--- EXTRACTED MATERIAL ---
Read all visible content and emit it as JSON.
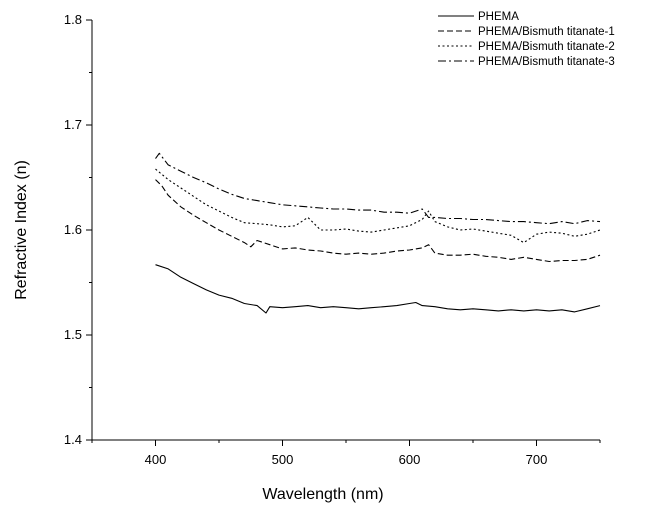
{
  "chart_data": {
    "type": "line",
    "xlabel": "Wavelength (nm)",
    "ylabel": "Refractive Index (n)",
    "xlim": [
      350,
      750
    ],
    "ylim": [
      1.4,
      1.8
    ],
    "xticks": [
      400,
      500,
      600,
      700
    ],
    "xtick_labels": [
      "400",
      "500",
      "600",
      "700"
    ],
    "yticks": [
      1.4,
      1.5,
      1.6,
      1.7,
      1.8
    ],
    "ytick_labels": [
      "1.4",
      "1.5",
      "1.6",
      "1.7",
      "1.8"
    ],
    "grid": false,
    "legend_position": "top-right",
    "series": [
      {
        "name": "PHEMA",
        "dash": "solid",
        "x": [
          400,
          410,
          420,
          430,
          440,
          450,
          460,
          470,
          480,
          487,
          490,
          500,
          510,
          520,
          530,
          540,
          550,
          560,
          570,
          580,
          590,
          600,
          605,
          610,
          620,
          630,
          640,
          650,
          660,
          670,
          680,
          690,
          700,
          710,
          720,
          730,
          740,
          750
        ],
        "values": [
          1.567,
          1.563,
          1.555,
          1.549,
          1.543,
          1.538,
          1.535,
          1.53,
          1.528,
          1.521,
          1.527,
          1.526,
          1.527,
          1.528,
          1.526,
          1.527,
          1.526,
          1.525,
          1.526,
          1.527,
          1.528,
          1.53,
          1.531,
          1.528,
          1.527,
          1.525,
          1.524,
          1.525,
          1.524,
          1.523,
          1.524,
          1.523,
          1.524,
          1.523,
          1.524,
          1.522,
          1.525,
          1.528
        ]
      },
      {
        "name": "PHEMA/Bismuth titanate-1",
        "dash": "dashed",
        "x": [
          400,
          405,
          410,
          420,
          430,
          440,
          450,
          460,
          470,
          475,
          480,
          490,
          500,
          510,
          520,
          530,
          540,
          550,
          560,
          570,
          580,
          590,
          600,
          610,
          615,
          620,
          630,
          640,
          650,
          660,
          670,
          680,
          690,
          700,
          710,
          720,
          730,
          740,
          750
        ],
        "values": [
          1.648,
          1.642,
          1.633,
          1.622,
          1.614,
          1.607,
          1.6,
          1.594,
          1.588,
          1.584,
          1.59,
          1.586,
          1.582,
          1.583,
          1.581,
          1.58,
          1.578,
          1.577,
          1.578,
          1.577,
          1.578,
          1.58,
          1.581,
          1.583,
          1.586,
          1.578,
          1.576,
          1.576,
          1.577,
          1.575,
          1.574,
          1.572,
          1.574,
          1.572,
          1.57,
          1.571,
          1.571,
          1.572,
          1.576
        ]
      },
      {
        "name": "PHEMA/Bismuth titanate-2",
        "dash": "dotted",
        "x": [
          400,
          410,
          420,
          430,
          440,
          450,
          460,
          470,
          480,
          490,
          500,
          510,
          520,
          530,
          540,
          550,
          560,
          570,
          580,
          590,
          600,
          610,
          615,
          620,
          630,
          640,
          650,
          660,
          670,
          680,
          690,
          700,
          710,
          720,
          730,
          740,
          750
        ],
        "values": [
          1.658,
          1.648,
          1.64,
          1.632,
          1.624,
          1.618,
          1.612,
          1.607,
          1.606,
          1.605,
          1.603,
          1.604,
          1.612,
          1.6,
          1.6,
          1.601,
          1.599,
          1.598,
          1.6,
          1.602,
          1.604,
          1.61,
          1.618,
          1.608,
          1.603,
          1.6,
          1.601,
          1.599,
          1.597,
          1.595,
          1.588,
          1.596,
          1.598,
          1.597,
          1.594,
          1.596,
          1.6
        ]
      },
      {
        "name": "PHEMA/Bismuth titanate-3",
        "dash": "dashdot",
        "x": [
          400,
          403,
          410,
          420,
          430,
          440,
          450,
          460,
          470,
          480,
          490,
          500,
          510,
          520,
          530,
          540,
          550,
          560,
          570,
          580,
          590,
          600,
          610,
          615,
          620,
          630,
          640,
          650,
          660,
          670,
          680,
          690,
          700,
          710,
          720,
          730,
          740,
          750
        ],
        "values": [
          1.668,
          1.673,
          1.662,
          1.656,
          1.65,
          1.645,
          1.639,
          1.634,
          1.63,
          1.628,
          1.626,
          1.624,
          1.623,
          1.622,
          1.621,
          1.62,
          1.62,
          1.619,
          1.619,
          1.617,
          1.617,
          1.616,
          1.62,
          1.612,
          1.612,
          1.611,
          1.611,
          1.61,
          1.61,
          1.609,
          1.608,
          1.608,
          1.607,
          1.606,
          1.608,
          1.606,
          1.609,
          1.608
        ]
      }
    ]
  }
}
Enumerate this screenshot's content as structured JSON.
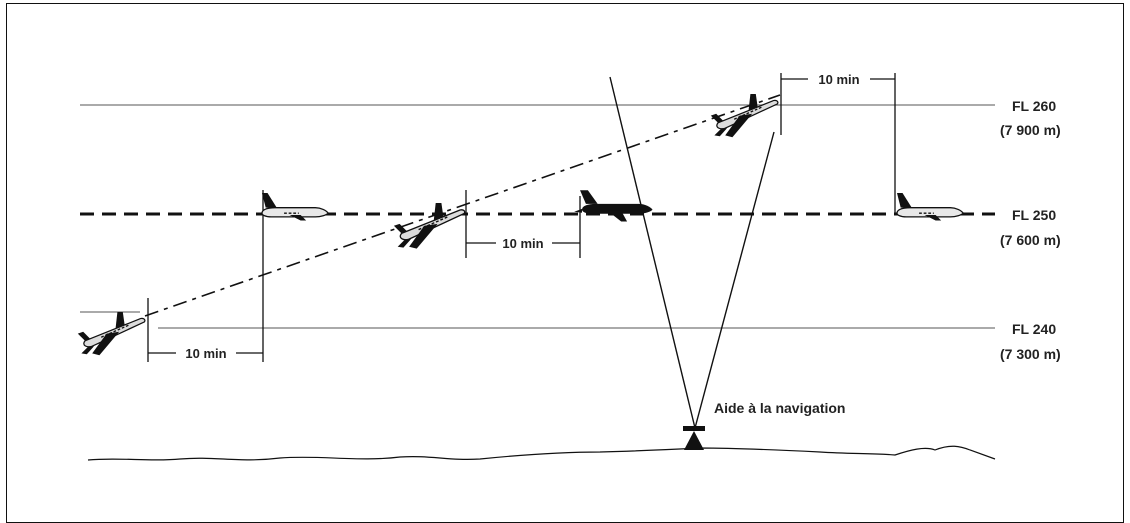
{
  "levels": [
    {
      "fl": "FL 260",
      "alt": "(7 900 m)"
    },
    {
      "fl": "FL 250",
      "alt": "(7 600 m)"
    },
    {
      "fl": "FL 240",
      "alt": "(7 300 m)"
    }
  ],
  "intervals": [
    "10 min",
    "10 min",
    "10 min"
  ],
  "navaid_label": "Aide à la navigation"
}
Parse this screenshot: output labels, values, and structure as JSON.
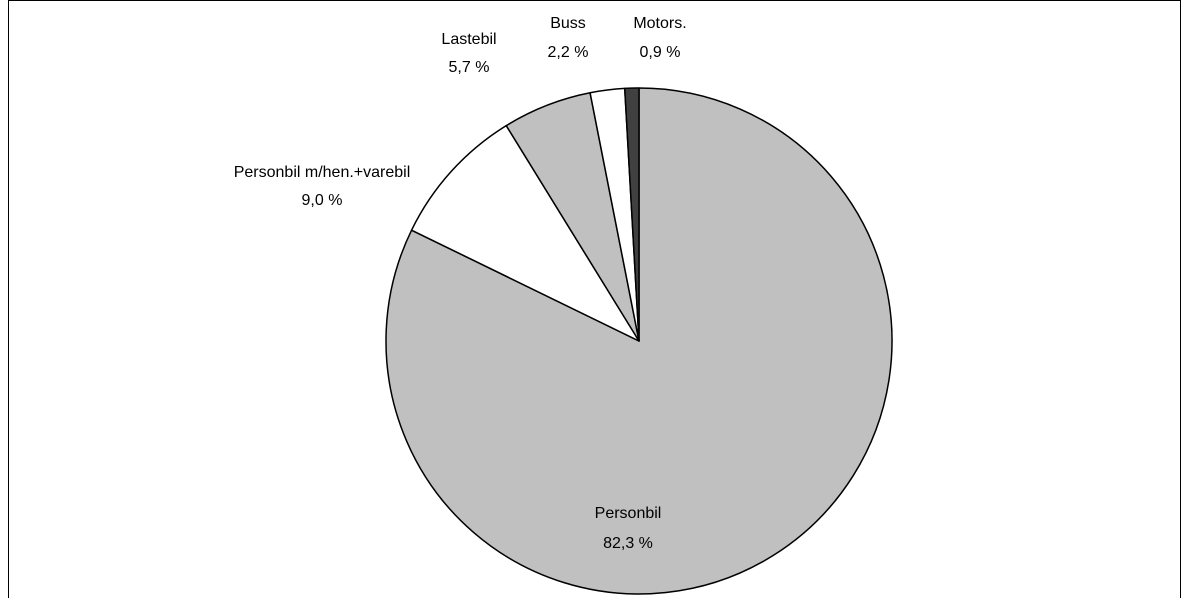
{
  "chart_data": {
    "type": "pie",
    "title": "",
    "slices": [
      {
        "label": "Personbil",
        "value_text": "82,3 %",
        "value": 82.3,
        "color": "#c0c0c0"
      },
      {
        "label": "Personbil m/hen.+varebil",
        "value_text": "9,0 %",
        "value": 9.0,
        "color": "#ffffff"
      },
      {
        "label": "Lastebil",
        "value_text": "5,7 %",
        "value": 5.7,
        "color": "#c0c0c0"
      },
      {
        "label": "Buss",
        "value_text": "2,2 %",
        "value": 2.2,
        "color": "#ffffff"
      },
      {
        "label": "Motors.",
        "value_text": "0,9 %",
        "value": 0.9,
        "color": "#404040"
      }
    ],
    "start": "12 o'clock",
    "direction": "clockwise",
    "legend": "none",
    "stroke_color": "#000000"
  }
}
---
Make an exact copy of the data above, pictures excluded.

Read all visible content and emit it as JSON.
{
  "chart_data": {
    "type": "line",
    "xlabel": "Wavelength (nm)",
    "ylabel": "Refractive Index (n)",
    "xlim": [
      350,
      750
    ],
    "ylim": [
      1.4,
      1.8
    ],
    "xticks": [
      400,
      500,
      600,
      700
    ],
    "xtick_labels": [
      "400",
      "500",
      "600",
      "700"
    ],
    "yticks": [
      1.4,
      1.5,
      1.6,
      1.7,
      1.8
    ],
    "ytick_labels": [
      "1.4",
      "1.5",
      "1.6",
      "1.7",
      "1.8"
    ],
    "grid": false,
    "legend_position": "top-right",
    "series": [
      {
        "name": "PHEMA",
        "dash": "solid",
        "x": [
          400,
          410,
          420,
          430,
          440,
          450,
          460,
          470,
          480,
          487,
          490,
          500,
          510,
          520,
          530,
          540,
          550,
          560,
          570,
          580,
          590,
          600,
          605,
          610,
          620,
          630,
          640,
          650,
          660,
          670,
          680,
          690,
          700,
          710,
          720,
          730,
          740,
          750
        ],
        "values": [
          1.567,
          1.563,
          1.555,
          1.549,
          1.543,
          1.538,
          1.535,
          1.53,
          1.528,
          1.521,
          1.527,
          1.526,
          1.527,
          1.528,
          1.526,
          1.527,
          1.526,
          1.525,
          1.526,
          1.527,
          1.528,
          1.53,
          1.531,
          1.528,
          1.527,
          1.525,
          1.524,
          1.525,
          1.524,
          1.523,
          1.524,
          1.523,
          1.524,
          1.523,
          1.524,
          1.522,
          1.525,
          1.528
        ]
      },
      {
        "name": "PHEMA/Bismuth titanate-1",
        "dash": "dashed",
        "x": [
          400,
          405,
          410,
          420,
          430,
          440,
          450,
          460,
          470,
          475,
          480,
          490,
          500,
          510,
          520,
          530,
          540,
          550,
          560,
          570,
          580,
          590,
          600,
          610,
          615,
          620,
          630,
          640,
          650,
          660,
          670,
          680,
          690,
          700,
          710,
          720,
          730,
          740,
          750
        ],
        "values": [
          1.648,
          1.642,
          1.633,
          1.622,
          1.614,
          1.607,
          1.6,
          1.594,
          1.588,
          1.584,
          1.59,
          1.586,
          1.582,
          1.583,
          1.581,
          1.58,
          1.578,
          1.577,
          1.578,
          1.577,
          1.578,
          1.58,
          1.581,
          1.583,
          1.586,
          1.578,
          1.576,
          1.576,
          1.577,
          1.575,
          1.574,
          1.572,
          1.574,
          1.572,
          1.57,
          1.571,
          1.571,
          1.572,
          1.576
        ]
      },
      {
        "name": "PHEMA/Bismuth titanate-2",
        "dash": "dotted",
        "x": [
          400,
          410,
          420,
          430,
          440,
          450,
          460,
          470,
          480,
          490,
          500,
          510,
          520,
          530,
          540,
          550,
          560,
          570,
          580,
          590,
          600,
          610,
          615,
          620,
          630,
          640,
          650,
          660,
          670,
          680,
          690,
          700,
          710,
          720,
          730,
          740,
          750
        ],
        "values": [
          1.658,
          1.648,
          1.64,
          1.632,
          1.624,
          1.618,
          1.612,
          1.607,
          1.606,
          1.605,
          1.603,
          1.604,
          1.612,
          1.6,
          1.6,
          1.601,
          1.599,
          1.598,
          1.6,
          1.602,
          1.604,
          1.61,
          1.618,
          1.608,
          1.603,
          1.6,
          1.601,
          1.599,
          1.597,
          1.595,
          1.588,
          1.596,
          1.598,
          1.597,
          1.594,
          1.596,
          1.6
        ]
      },
      {
        "name": "PHEMA/Bismuth titanate-3",
        "dash": "dashdot",
        "x": [
          400,
          403,
          410,
          420,
          430,
          440,
          450,
          460,
          470,
          480,
          490,
          500,
          510,
          520,
          530,
          540,
          550,
          560,
          570,
          580,
          590,
          600,
          610,
          615,
          620,
          630,
          640,
          650,
          660,
          670,
          680,
          690,
          700,
          710,
          720,
          730,
          740,
          750
        ],
        "values": [
          1.668,
          1.673,
          1.662,
          1.656,
          1.65,
          1.645,
          1.639,
          1.634,
          1.63,
          1.628,
          1.626,
          1.624,
          1.623,
          1.622,
          1.621,
          1.62,
          1.62,
          1.619,
          1.619,
          1.617,
          1.617,
          1.616,
          1.62,
          1.612,
          1.612,
          1.611,
          1.611,
          1.61,
          1.61,
          1.609,
          1.608,
          1.608,
          1.607,
          1.606,
          1.608,
          1.606,
          1.609,
          1.608
        ]
      }
    ]
  }
}
Enumerate this screenshot's content as structured JSON.
{
  "levels": [
    {
      "fl": "FL 260",
      "alt": "(7 900 m)"
    },
    {
      "fl": "FL 250",
      "alt": "(7 600 m)"
    },
    {
      "fl": "FL 240",
      "alt": "(7 300 m)"
    }
  ],
  "intervals": [
    "10 min",
    "10 min",
    "10 min"
  ],
  "navaid_label": "Aide à la navigation"
}
Parse this screenshot: output labels, values, and structure as JSON.
{
  "chart_data": {
    "type": "pie",
    "title": "",
    "slices": [
      {
        "label": "Personbil",
        "value_text": "82,3 %",
        "value": 82.3,
        "color": "#c0c0c0"
      },
      {
        "label": "Personbil m/hen.+varebil",
        "value_text": "9,0 %",
        "value": 9.0,
        "color": "#ffffff"
      },
      {
        "label": "Lastebil",
        "value_text": "5,7 %",
        "value": 5.7,
        "color": "#c0c0c0"
      },
      {
        "label": "Buss",
        "value_text": "2,2 %",
        "value": 2.2,
        "color": "#ffffff"
      },
      {
        "label": "Motors.",
        "value_text": "0,9 %",
        "value": 0.9,
        "color": "#404040"
      }
    ],
    "start": "12 o'clock",
    "direction": "clockwise",
    "legend": "none",
    "stroke_color": "#000000"
  }
}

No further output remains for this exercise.